| Instruction |
Transcribe the material verbatim in full; the pictures do not belong in the copy.

| Provided records |
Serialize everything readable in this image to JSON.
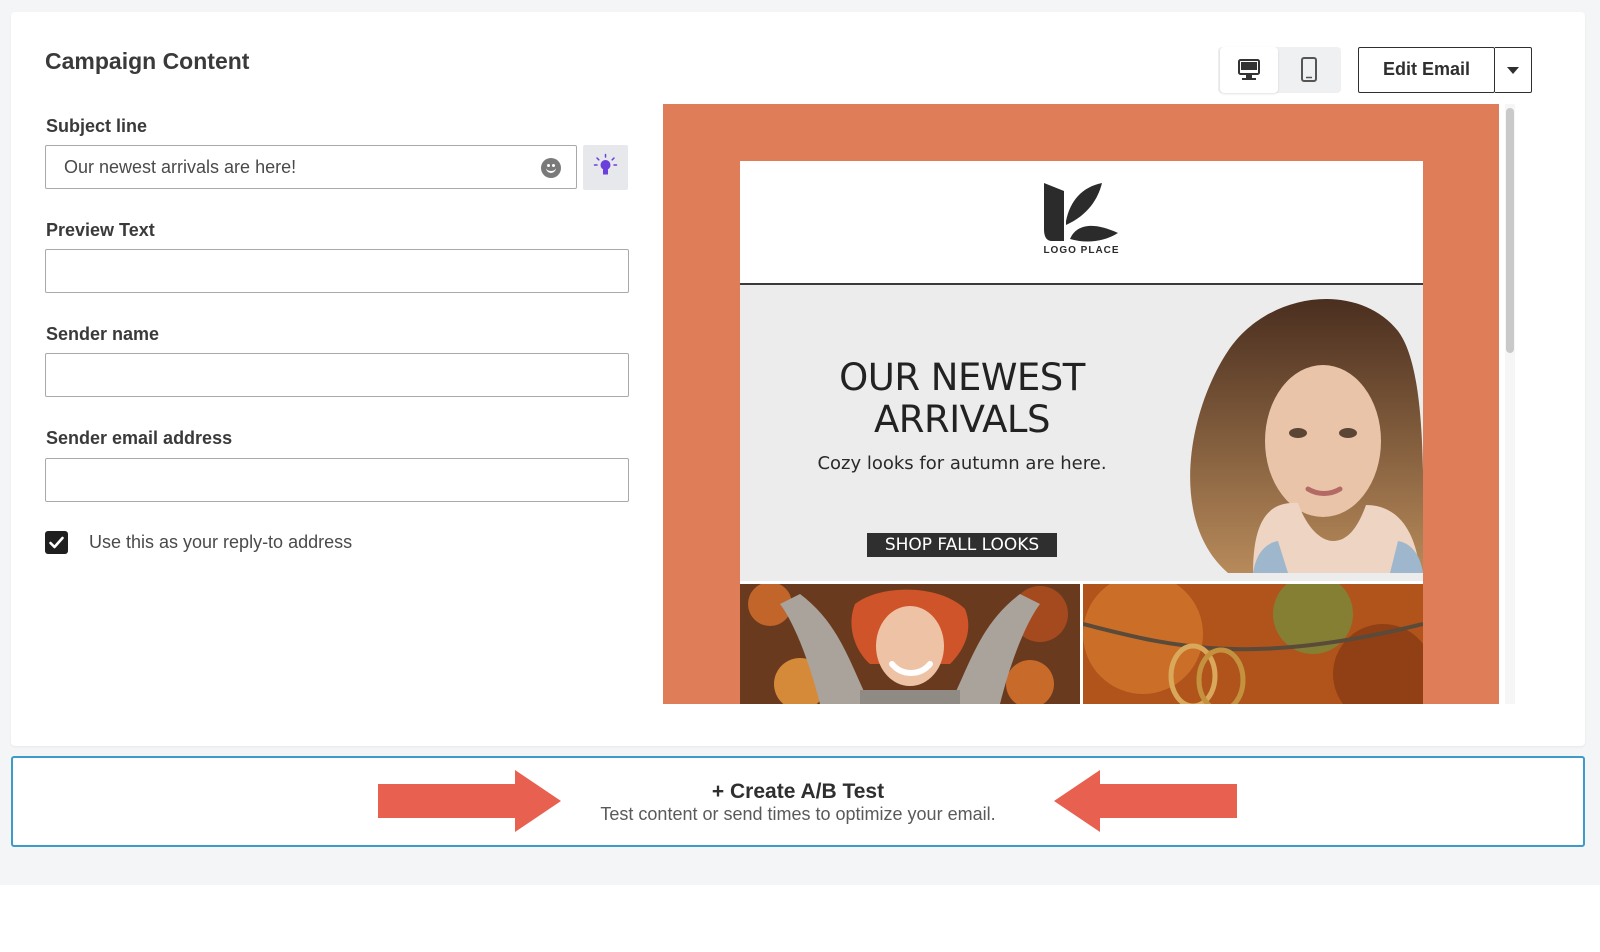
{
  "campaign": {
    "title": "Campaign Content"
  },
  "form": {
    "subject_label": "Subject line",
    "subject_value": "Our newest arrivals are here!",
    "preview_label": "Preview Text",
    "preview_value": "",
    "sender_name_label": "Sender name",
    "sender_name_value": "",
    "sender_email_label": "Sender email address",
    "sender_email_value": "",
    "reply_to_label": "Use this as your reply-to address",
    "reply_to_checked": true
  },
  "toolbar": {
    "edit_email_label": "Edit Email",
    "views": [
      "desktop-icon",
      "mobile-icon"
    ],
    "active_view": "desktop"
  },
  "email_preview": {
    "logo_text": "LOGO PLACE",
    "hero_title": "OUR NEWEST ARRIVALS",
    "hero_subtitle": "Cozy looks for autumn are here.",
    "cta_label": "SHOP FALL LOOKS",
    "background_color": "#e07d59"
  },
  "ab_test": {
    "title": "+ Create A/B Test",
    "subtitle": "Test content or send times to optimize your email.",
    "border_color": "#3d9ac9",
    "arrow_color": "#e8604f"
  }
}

| Worked answer |
Serialize everything readable in this image to JSON.
{
  "campaign": {
    "title": "Campaign Content"
  },
  "form": {
    "subject_label": "Subject line",
    "subject_value": "Our newest arrivals are here!",
    "preview_label": "Preview Text",
    "preview_value": "",
    "sender_name_label": "Sender name",
    "sender_name_value": "",
    "sender_email_label": "Sender email address",
    "sender_email_value": "",
    "reply_to_label": "Use this as your reply-to address",
    "reply_to_checked": true
  },
  "toolbar": {
    "edit_email_label": "Edit Email",
    "views": [
      "desktop-icon",
      "mobile-icon"
    ],
    "active_view": "desktop"
  },
  "email_preview": {
    "logo_text": "LOGO PLACE",
    "hero_title": "OUR NEWEST ARRIVALS",
    "hero_subtitle": "Cozy looks for autumn are here.",
    "cta_label": "SHOP FALL LOOKS",
    "background_color": "#e07d59"
  },
  "ab_test": {
    "title": "+ Create A/B Test",
    "subtitle": "Test content or send times to optimize your email.",
    "border_color": "#3d9ac9",
    "arrow_color": "#e8604f"
  }
}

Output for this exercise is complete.